══ DATA SUPPLIED
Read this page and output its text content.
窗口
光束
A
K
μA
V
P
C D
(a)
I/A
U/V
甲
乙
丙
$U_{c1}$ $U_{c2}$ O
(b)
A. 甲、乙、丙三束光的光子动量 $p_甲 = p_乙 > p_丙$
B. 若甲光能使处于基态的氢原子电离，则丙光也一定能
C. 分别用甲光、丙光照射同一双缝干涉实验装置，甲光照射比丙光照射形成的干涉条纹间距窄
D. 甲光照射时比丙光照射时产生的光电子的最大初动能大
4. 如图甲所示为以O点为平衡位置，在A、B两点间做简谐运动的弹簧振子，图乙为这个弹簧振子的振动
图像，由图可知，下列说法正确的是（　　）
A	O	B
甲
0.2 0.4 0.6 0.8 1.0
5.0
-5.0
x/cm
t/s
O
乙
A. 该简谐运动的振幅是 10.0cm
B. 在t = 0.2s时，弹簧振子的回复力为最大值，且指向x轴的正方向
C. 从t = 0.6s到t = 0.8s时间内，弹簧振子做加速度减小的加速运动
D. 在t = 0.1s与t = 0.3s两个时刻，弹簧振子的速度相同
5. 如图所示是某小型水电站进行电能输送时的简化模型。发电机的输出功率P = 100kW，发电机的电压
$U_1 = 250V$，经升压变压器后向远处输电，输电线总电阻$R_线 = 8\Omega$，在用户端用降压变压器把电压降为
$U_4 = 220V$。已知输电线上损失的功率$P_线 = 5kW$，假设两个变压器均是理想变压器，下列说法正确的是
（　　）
════
THE PROBLEM: Search the entries for the word "下列说法正确的是" and pick out every line that holds it.

REPLY TO THE EXERCISE:
图像，由图可知，下列说法正确的是（　　）
$U_4 = 220V$。已知输电线上损失的功率$P_线 = 5kW$，假设两个变压器均是理想变压器，下列说法正确的是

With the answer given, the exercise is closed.